**Written exercise**
Make a tally of the lines in the records that include the string "which", and give only that number.

**Extracted entries**
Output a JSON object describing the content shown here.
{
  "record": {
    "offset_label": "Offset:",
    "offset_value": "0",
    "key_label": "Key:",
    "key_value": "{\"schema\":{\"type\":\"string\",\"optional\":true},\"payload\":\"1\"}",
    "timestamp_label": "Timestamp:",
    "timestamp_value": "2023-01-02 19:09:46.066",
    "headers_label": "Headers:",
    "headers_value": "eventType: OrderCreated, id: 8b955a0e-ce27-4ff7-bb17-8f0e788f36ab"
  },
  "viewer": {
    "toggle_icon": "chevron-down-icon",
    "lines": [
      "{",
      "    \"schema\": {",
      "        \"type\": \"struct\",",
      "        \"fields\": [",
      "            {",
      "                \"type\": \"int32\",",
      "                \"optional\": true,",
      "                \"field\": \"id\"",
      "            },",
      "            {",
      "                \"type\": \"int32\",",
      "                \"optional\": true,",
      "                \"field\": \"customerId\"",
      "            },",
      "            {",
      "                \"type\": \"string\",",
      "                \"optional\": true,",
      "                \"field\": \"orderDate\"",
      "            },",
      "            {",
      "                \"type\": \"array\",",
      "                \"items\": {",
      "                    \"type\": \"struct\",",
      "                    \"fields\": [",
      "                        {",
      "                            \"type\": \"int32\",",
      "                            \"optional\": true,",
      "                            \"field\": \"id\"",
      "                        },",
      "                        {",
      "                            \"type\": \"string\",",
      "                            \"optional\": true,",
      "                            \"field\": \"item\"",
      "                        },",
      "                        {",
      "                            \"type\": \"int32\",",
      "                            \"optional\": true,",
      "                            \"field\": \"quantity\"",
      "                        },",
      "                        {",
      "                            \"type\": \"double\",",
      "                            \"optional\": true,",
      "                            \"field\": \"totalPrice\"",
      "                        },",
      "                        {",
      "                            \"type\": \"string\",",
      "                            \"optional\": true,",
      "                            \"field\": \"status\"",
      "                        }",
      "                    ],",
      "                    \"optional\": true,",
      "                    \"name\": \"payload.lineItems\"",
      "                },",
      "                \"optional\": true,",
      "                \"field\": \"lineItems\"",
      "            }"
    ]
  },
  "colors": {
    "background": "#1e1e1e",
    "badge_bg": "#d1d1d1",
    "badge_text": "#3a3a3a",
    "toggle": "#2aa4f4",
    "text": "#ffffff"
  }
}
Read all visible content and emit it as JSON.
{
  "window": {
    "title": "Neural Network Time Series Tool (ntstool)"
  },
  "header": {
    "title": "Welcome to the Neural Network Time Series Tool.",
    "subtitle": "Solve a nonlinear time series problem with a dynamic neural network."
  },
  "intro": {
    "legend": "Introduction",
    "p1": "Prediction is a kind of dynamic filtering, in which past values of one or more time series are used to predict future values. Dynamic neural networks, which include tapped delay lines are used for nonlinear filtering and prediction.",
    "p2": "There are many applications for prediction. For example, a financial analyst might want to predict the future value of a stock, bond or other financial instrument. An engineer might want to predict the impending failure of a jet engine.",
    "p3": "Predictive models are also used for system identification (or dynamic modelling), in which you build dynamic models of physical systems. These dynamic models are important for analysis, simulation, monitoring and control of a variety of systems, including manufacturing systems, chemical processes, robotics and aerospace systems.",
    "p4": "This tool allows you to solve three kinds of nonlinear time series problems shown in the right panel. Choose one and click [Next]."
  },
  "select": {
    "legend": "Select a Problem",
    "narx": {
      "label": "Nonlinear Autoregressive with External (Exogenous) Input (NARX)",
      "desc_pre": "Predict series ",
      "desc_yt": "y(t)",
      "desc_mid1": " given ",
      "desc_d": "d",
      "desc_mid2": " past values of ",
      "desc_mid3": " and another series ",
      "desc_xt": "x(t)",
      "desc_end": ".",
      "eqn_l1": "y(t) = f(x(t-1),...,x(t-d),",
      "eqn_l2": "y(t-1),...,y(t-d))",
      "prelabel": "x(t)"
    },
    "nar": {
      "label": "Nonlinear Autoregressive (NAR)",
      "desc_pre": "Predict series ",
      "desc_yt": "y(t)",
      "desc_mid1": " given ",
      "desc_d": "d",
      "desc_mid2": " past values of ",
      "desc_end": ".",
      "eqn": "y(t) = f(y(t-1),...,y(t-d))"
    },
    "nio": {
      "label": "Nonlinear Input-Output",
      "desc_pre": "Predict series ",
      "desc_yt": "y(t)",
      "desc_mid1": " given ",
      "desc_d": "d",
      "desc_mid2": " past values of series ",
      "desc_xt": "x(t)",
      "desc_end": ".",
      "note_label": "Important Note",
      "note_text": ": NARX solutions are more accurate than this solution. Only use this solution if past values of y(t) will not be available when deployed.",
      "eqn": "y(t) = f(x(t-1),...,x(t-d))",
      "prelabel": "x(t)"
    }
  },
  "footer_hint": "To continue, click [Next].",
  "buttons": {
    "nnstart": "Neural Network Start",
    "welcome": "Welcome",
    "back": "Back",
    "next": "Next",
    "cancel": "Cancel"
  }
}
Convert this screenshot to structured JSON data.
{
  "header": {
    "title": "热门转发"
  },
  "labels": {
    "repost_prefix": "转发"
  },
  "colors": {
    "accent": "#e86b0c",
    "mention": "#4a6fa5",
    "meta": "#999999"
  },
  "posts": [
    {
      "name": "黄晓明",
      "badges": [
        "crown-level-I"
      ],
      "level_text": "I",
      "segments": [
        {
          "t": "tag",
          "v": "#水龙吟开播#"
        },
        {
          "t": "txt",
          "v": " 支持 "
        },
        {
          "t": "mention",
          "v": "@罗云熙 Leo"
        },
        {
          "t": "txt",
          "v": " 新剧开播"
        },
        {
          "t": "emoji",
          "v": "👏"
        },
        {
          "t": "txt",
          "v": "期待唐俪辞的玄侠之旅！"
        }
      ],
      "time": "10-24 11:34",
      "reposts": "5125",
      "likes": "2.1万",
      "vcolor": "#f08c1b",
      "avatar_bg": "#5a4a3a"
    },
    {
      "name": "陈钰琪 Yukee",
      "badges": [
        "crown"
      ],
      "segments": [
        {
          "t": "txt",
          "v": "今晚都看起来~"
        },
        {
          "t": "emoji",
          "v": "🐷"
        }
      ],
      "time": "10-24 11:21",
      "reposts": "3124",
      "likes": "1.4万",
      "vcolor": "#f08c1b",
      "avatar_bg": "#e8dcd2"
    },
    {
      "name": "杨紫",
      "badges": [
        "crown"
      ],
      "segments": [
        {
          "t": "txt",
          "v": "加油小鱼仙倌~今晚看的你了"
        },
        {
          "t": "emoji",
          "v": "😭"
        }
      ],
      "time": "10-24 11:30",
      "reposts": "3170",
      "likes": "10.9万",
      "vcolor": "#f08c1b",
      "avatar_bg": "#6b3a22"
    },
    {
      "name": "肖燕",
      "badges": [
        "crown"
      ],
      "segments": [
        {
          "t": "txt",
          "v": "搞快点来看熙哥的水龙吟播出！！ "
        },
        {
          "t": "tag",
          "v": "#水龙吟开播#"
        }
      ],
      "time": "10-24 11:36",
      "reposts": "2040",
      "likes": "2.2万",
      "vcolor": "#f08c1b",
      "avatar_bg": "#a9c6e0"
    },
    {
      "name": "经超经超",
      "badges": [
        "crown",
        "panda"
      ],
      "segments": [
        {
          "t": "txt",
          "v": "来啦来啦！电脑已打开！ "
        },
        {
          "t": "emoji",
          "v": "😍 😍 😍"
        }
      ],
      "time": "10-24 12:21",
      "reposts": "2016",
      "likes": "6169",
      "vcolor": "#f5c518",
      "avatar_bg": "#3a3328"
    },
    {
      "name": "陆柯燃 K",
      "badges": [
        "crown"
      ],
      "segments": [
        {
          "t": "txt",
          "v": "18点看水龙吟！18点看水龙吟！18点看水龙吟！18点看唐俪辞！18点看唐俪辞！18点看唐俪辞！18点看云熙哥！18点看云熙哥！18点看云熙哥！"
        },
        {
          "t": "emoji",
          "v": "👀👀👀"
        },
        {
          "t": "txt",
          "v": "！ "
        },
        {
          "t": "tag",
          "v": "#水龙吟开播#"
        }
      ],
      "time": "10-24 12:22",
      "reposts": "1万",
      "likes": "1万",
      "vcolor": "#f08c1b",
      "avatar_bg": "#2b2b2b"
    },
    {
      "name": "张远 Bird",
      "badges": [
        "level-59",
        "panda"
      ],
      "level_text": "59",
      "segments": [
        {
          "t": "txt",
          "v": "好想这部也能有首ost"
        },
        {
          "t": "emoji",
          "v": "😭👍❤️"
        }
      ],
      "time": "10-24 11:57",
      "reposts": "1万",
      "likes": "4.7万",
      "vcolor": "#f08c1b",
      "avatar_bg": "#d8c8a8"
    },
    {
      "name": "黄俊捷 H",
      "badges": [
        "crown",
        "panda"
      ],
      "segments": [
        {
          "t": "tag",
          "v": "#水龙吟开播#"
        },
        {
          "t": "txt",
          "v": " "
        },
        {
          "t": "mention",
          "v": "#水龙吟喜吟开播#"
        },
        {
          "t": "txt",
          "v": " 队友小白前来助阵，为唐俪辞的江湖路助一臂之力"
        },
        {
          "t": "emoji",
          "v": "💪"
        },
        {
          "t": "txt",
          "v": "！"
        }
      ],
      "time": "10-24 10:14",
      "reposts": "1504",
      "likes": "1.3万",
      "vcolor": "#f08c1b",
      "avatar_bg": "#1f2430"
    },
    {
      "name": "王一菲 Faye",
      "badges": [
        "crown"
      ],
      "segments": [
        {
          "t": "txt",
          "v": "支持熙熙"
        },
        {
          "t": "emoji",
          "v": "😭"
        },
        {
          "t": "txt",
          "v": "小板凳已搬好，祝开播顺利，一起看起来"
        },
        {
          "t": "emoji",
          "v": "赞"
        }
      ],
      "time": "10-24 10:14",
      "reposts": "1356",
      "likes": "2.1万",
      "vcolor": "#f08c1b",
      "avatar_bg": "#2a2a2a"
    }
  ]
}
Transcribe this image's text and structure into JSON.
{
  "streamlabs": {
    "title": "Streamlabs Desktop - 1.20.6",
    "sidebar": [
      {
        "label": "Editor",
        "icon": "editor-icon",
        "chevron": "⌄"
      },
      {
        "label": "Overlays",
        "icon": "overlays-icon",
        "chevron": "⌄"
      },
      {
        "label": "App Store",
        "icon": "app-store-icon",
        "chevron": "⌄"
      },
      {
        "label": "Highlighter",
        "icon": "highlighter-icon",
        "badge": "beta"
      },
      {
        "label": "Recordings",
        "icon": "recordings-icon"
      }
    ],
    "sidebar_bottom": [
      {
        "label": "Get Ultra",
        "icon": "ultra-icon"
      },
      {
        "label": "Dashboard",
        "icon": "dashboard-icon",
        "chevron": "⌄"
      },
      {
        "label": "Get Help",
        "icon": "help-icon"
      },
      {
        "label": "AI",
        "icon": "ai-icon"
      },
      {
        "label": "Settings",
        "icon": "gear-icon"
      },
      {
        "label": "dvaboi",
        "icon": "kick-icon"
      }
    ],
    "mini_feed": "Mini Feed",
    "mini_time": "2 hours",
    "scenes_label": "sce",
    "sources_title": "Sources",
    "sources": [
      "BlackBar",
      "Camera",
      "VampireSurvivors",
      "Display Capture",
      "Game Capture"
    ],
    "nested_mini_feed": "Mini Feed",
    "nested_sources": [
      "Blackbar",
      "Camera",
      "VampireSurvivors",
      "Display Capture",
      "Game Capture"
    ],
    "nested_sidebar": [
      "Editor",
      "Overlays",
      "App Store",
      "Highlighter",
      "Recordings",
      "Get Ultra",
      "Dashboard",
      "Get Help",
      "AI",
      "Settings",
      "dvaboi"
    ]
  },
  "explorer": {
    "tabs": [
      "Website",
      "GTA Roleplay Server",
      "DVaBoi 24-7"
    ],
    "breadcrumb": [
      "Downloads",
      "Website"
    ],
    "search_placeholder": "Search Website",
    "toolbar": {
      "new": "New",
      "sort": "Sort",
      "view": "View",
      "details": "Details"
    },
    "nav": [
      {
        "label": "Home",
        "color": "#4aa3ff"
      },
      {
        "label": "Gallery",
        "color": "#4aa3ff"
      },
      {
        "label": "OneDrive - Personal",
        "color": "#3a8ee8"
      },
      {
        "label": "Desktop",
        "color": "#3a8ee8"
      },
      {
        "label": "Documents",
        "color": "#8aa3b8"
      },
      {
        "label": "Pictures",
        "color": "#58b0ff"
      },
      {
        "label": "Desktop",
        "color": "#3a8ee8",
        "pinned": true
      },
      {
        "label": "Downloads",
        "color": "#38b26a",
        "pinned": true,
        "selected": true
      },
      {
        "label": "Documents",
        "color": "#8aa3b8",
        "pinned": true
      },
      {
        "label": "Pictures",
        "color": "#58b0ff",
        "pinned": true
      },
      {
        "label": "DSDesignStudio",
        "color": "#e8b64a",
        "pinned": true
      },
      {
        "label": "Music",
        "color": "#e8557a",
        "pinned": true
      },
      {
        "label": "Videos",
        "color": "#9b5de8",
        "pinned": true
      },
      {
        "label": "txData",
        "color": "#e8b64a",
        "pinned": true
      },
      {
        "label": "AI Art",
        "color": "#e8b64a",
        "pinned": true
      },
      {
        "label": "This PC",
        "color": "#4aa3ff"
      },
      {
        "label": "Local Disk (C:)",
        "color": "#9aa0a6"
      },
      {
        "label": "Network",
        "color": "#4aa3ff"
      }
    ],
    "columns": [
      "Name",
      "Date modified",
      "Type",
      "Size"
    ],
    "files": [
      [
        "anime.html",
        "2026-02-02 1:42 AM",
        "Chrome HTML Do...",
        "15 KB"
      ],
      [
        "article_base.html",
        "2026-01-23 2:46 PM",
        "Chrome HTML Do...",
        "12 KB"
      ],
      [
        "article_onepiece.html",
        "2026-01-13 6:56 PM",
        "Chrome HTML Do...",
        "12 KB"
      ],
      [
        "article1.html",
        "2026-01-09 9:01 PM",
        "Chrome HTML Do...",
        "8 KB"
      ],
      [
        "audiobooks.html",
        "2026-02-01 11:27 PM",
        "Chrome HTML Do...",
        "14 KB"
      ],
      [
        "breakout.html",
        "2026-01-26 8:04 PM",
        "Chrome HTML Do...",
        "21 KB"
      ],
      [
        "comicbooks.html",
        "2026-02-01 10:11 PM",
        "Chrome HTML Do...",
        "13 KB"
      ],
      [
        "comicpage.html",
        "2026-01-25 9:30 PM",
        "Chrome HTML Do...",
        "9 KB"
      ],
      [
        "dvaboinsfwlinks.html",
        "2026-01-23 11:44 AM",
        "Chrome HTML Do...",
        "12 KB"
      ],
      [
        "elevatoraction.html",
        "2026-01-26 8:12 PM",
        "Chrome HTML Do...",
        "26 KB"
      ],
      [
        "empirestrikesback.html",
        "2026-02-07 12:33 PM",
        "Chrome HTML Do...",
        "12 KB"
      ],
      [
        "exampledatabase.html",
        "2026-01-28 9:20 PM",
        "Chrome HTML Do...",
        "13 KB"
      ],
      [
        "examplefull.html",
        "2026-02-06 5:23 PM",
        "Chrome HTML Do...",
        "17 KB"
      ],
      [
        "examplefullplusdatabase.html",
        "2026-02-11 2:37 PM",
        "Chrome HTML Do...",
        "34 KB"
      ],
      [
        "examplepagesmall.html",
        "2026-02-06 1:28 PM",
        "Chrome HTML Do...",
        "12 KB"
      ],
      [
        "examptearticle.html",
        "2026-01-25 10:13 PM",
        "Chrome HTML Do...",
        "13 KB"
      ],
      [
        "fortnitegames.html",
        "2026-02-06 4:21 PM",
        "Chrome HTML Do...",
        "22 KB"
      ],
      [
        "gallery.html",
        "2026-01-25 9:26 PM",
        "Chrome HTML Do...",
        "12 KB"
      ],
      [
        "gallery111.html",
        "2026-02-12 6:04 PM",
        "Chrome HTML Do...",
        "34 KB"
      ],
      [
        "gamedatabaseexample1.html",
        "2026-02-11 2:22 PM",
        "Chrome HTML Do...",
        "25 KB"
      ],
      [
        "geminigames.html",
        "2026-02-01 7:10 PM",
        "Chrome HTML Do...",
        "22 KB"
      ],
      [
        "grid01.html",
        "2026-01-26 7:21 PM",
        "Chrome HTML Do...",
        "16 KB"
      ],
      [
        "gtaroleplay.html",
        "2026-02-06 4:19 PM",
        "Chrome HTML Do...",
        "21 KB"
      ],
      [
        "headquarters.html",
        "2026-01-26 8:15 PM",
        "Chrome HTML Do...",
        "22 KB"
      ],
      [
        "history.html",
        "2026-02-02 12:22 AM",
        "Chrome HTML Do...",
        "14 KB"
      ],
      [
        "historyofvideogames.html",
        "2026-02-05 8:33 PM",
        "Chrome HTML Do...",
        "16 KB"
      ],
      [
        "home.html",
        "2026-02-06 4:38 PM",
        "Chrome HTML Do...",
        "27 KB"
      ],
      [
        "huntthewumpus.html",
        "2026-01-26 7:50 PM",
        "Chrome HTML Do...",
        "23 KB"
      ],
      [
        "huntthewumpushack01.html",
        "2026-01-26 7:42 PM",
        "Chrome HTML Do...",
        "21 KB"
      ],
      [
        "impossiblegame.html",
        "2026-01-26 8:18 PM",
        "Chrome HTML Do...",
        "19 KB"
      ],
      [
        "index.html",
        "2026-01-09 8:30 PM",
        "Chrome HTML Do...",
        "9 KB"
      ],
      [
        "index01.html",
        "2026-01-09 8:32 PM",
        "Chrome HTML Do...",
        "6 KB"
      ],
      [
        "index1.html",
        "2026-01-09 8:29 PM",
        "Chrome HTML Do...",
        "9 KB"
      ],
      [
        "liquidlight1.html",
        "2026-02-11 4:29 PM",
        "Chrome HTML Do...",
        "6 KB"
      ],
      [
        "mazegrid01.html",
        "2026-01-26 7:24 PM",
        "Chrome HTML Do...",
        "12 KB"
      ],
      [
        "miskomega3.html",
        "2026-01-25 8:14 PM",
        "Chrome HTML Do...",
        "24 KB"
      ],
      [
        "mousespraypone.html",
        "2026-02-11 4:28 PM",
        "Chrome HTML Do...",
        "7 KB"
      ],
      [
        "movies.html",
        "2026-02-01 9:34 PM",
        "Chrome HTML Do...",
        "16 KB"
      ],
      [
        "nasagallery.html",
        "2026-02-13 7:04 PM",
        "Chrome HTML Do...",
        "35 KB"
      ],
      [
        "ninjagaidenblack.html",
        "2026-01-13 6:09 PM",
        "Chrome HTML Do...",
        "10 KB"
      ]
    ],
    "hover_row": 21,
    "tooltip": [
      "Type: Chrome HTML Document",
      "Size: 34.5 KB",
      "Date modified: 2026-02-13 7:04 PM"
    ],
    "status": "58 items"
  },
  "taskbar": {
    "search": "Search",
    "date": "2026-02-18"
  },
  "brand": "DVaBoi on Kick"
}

**In response**
2